◆ **Task requirements**: Go through the listing and return every line with "Blvd" in it.

[begin Supplied records]

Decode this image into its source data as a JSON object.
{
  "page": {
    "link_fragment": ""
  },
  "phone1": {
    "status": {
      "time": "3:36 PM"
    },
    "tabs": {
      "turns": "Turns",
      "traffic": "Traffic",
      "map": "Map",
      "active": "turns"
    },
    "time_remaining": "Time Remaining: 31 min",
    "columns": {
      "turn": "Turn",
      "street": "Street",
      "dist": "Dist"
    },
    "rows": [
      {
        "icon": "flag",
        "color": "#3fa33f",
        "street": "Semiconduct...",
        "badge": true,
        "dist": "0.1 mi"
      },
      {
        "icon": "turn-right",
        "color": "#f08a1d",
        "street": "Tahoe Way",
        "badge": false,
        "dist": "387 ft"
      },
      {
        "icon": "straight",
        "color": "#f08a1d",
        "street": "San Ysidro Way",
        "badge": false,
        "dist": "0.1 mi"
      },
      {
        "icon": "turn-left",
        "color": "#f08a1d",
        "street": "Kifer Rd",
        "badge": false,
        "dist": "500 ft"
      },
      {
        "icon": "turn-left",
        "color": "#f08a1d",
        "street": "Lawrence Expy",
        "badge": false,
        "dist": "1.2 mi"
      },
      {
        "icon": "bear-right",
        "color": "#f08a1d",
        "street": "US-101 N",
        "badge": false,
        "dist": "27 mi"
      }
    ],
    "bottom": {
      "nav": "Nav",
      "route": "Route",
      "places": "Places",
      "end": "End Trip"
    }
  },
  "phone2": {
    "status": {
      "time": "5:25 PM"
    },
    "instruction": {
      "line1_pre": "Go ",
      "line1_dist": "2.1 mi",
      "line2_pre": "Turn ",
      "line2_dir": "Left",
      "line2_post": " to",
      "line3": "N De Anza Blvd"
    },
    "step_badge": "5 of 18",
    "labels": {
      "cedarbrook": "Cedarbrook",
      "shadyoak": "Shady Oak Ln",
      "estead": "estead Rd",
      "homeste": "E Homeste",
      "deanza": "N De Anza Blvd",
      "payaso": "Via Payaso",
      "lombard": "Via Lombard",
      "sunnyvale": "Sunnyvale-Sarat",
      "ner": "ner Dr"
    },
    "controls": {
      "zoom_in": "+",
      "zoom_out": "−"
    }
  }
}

[end Supplied records]

◆ **In response**:
      "line3": "N De Anza Blvd"
      "deanza": "N De Anza Blvd",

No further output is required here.